GIVEN INSTRUCTION.
Transcribe the material below exactly as it appears.

— BEGIN —

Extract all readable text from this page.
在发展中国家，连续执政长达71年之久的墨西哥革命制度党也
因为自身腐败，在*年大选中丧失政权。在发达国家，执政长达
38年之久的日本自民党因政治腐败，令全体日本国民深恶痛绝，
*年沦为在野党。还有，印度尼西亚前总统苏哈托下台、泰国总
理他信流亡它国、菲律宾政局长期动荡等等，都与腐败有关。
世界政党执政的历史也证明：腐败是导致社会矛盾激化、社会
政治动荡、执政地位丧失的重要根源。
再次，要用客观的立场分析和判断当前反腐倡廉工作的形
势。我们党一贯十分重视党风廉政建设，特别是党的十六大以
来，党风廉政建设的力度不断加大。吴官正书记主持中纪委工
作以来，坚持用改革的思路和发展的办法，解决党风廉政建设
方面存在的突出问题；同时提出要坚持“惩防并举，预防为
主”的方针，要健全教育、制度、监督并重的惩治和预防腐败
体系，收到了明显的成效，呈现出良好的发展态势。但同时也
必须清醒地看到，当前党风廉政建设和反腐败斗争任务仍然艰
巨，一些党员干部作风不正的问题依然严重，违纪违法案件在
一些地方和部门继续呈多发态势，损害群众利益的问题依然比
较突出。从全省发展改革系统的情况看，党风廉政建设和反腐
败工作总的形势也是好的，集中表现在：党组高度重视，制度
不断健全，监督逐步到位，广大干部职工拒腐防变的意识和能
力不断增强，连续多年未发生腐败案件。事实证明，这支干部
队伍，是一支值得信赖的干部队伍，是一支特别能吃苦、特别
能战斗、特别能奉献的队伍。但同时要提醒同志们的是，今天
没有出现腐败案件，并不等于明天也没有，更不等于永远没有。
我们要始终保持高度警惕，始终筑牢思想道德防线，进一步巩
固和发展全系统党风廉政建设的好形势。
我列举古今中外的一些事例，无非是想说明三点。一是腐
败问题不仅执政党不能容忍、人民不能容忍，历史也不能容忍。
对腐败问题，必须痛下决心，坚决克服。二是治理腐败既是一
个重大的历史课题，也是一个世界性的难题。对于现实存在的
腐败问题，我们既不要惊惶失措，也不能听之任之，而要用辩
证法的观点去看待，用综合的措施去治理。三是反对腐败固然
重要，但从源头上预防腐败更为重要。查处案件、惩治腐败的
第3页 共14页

— END —

FULL OUTPUT.
Extract all readable text from this page.
在发展中国家，连续执政长达71年之久的墨西哥革命制度党也
因为自身腐败，在*年大选中丧失政权。在发达国家，执政长达
38年之久的日本自民党因政治腐败，令全体日本国民深恶痛绝，
*年沦为在野党。还有，印度尼西亚前总统苏哈托下台、泰国总
理他信流亡它国、菲律宾政局长期动荡等等，都与腐败有关。
世界政党执政的历史也证明：腐败是导致社会矛盾激化、社会
政治动荡、执政地位丧失的重要根源。
再次，要用客观的立场分析和判断当前反腐倡廉工作的形
势。我们党一贯十分重视党风廉政建设，特别是党的十六大以
来，党风廉政建设的力度不断加大。吴官正书记主持中纪委工
作以来，坚持用改革的思路和发展的办法，解决党风廉政建设
方面存在的突出问题；同时提出要坚持“惩防并举，预防为
主”的方针，要健全教育、制度、监督并重的惩治和预防腐败
体系，收到了明显的成效，呈现出良好的发展态势。但同时也
必须清醒地看到，当前党风廉政建设和反腐败斗争任务仍然艰
巨，一些党员干部作风不正的问题依然严重，违纪违法案件在
一些地方和部门继续呈多发态势，损害群众利益的问题依然比
较突出。从全省发展改革系统的情况看，党风廉政建设和反腐
败工作总的形势也是好的，集中表现在：党组高度重视，制度
不断健全，监督逐步到位，广大干部职工拒腐防变的意识和能
力不断增强，连续多年未发生腐败案件。事实证明，这支干部
队伍，是一支值得信赖的干部队伍，是一支特别能吃苦、特别
能战斗、特别能奉献的队伍。但同时要提醒同志们的是，今天
没有出现腐败案件，并不等于明天也没有，更不等于永远没有。
我们要始终保持高度警惕，始终筑牢思想道德防线，进一步巩
固和发展全系统党风廉政建设的好形势。
我列举古今中外的一些事例，无非是想说明三点。一是腐
败问题不仅执政党不能容忍、人民不能容忍，历史也不能容忍。
对腐败问题，必须痛下决心，坚决克服。二是治理腐败既是一
个重大的历史课题，也是一个世界性的难题。对于现实存在的
腐败问题，我们既不要惊惶失措，也不能听之任之，而要用辩
证法的观点去看待，用综合的措施去治理。三是反对腐败固然
重要，但从源头上预防腐败更为重要。查处案件、惩治腐败的
第3页 共14页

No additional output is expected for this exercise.